### Set exercise
Report how many lines contain the word "author"; answer with the number only.

Data excerpts:
====

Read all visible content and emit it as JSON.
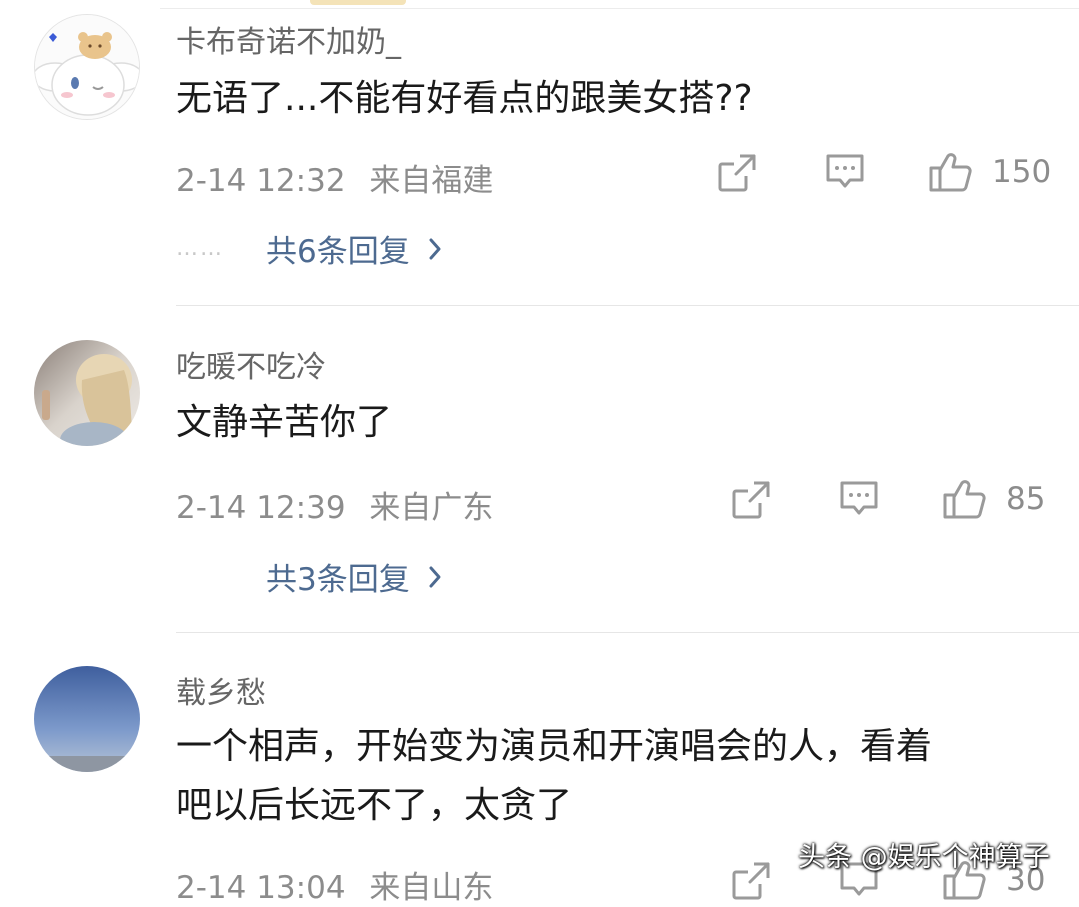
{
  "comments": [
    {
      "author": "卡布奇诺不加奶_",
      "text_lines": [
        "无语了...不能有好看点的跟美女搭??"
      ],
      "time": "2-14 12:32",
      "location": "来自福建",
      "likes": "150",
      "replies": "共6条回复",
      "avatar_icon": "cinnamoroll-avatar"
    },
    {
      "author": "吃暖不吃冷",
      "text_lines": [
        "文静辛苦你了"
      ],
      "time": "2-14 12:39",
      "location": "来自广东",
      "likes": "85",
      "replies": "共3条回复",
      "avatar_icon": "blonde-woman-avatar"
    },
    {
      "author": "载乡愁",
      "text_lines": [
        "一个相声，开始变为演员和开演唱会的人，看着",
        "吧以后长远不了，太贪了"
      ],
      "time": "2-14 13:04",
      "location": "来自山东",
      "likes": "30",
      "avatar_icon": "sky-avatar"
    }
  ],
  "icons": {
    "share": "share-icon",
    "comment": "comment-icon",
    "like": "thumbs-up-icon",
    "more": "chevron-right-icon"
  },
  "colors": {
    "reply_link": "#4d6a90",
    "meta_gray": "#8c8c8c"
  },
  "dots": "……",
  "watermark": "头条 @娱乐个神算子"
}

====

### The reply
3